** START INPUT ROWS **

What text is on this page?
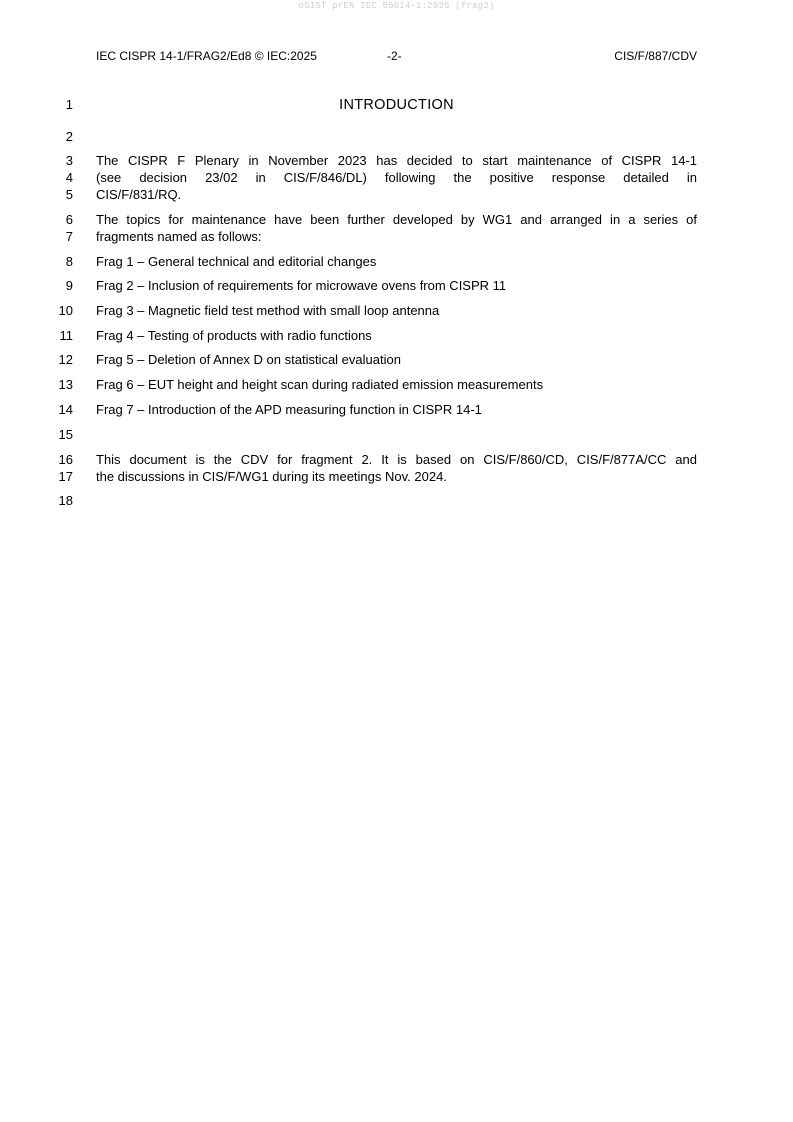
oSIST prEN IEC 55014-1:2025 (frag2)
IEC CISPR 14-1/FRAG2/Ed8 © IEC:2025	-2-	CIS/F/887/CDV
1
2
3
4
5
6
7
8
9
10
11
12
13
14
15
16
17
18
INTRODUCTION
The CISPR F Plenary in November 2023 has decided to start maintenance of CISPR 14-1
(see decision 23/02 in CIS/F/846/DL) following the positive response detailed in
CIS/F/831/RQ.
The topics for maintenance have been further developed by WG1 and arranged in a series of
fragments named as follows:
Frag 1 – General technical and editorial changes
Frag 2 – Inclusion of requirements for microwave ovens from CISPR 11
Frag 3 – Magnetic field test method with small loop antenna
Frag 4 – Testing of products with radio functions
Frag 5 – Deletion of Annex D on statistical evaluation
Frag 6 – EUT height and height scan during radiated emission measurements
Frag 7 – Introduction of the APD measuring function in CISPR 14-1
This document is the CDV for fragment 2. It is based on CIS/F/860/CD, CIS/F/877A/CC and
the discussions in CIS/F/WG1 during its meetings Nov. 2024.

** END INPUT ROWS **
** START INPUT ROWS **

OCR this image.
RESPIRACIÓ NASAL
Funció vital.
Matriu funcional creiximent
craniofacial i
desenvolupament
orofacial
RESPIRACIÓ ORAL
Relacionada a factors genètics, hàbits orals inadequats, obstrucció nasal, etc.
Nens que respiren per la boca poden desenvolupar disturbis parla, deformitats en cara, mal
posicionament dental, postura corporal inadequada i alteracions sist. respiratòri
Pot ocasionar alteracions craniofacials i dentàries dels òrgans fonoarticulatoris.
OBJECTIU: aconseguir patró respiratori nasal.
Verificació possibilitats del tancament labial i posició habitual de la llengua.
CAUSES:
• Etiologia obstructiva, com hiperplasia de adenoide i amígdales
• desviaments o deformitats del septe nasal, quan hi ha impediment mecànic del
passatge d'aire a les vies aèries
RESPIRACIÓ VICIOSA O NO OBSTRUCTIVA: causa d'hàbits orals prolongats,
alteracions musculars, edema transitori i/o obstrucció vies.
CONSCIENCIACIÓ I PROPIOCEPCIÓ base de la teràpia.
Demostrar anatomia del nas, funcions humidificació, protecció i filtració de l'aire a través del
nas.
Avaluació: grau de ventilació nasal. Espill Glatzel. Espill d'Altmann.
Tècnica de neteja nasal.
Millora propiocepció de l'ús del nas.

** END INPUT ROWS **

> **REQUIREMENT**:
Each line above that holds the string "CISPR" should be copied and shown.

> **ANSWER TO THIS TASK**:
IEC CISPR 14-1/FRAG2/Ed8 © IEC:2025	-2-	CIS/F/887/CDV
The CISPR F Plenary in November 2023 has decided to start maintenance of CISPR 14-1
Frag 2 – Inclusion of requirements for microwave ovens from CISPR 11
Frag 7 – Introduction of the APD measuring function in CISPR 14-1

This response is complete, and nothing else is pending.